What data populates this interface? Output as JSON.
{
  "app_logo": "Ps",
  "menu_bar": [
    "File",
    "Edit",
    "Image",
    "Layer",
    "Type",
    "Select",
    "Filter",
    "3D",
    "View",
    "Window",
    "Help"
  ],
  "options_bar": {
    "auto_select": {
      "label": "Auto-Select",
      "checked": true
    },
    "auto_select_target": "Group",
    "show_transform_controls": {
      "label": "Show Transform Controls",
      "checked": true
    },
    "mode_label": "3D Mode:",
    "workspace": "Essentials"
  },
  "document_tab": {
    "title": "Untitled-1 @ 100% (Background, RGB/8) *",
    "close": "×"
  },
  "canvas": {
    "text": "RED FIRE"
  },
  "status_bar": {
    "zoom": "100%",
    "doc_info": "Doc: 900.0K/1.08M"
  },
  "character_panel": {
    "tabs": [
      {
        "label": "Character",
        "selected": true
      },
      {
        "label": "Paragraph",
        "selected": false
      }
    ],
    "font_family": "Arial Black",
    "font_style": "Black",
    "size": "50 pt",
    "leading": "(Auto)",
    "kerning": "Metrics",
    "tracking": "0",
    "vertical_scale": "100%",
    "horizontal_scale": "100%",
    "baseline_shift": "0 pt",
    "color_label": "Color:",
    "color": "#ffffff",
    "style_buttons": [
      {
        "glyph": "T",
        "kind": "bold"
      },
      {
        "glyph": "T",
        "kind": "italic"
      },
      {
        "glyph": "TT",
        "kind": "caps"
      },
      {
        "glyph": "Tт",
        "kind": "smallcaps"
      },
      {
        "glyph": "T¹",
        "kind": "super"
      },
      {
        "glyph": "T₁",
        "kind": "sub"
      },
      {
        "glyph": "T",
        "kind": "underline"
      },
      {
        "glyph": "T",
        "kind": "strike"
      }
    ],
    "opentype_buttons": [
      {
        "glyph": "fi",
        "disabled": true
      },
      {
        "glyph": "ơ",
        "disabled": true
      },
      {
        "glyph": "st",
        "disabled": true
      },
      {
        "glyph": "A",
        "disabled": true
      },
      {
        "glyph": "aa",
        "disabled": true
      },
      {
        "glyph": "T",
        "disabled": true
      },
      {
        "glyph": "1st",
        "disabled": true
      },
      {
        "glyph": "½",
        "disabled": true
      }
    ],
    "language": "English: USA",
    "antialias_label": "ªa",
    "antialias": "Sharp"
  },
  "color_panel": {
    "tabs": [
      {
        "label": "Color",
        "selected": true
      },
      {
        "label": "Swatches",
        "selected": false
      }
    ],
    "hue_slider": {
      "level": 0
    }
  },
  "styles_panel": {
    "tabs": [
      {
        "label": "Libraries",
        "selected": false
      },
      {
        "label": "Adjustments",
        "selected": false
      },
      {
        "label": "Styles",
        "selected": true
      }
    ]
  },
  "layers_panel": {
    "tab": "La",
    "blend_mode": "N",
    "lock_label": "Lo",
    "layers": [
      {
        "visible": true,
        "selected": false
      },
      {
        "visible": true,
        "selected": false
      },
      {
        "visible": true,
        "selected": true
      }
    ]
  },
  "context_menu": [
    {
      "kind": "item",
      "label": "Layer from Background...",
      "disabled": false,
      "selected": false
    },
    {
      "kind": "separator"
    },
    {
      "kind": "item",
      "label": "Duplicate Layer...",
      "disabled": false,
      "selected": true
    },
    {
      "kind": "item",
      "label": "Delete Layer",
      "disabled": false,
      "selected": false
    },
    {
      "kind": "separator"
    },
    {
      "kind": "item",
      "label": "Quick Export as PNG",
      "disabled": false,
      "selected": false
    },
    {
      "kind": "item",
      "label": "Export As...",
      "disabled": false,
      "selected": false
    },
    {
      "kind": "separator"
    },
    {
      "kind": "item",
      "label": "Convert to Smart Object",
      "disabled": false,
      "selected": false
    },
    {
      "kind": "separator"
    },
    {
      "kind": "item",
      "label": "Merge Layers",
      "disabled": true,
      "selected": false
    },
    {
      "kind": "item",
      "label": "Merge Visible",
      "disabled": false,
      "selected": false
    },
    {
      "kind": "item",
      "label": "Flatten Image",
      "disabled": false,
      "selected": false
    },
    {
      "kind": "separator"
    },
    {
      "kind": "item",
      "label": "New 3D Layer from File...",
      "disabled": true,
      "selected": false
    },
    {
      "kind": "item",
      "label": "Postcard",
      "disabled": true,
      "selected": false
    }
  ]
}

▬▬▬▬▬▬▬▬▬▬

- **OBJECTIVE**
Identify the lines that hold the word "Black". Copy every one of them.

- **CORRECT OUTPUT**
    "font_family": "Arial Black",
    "font_style": "Black",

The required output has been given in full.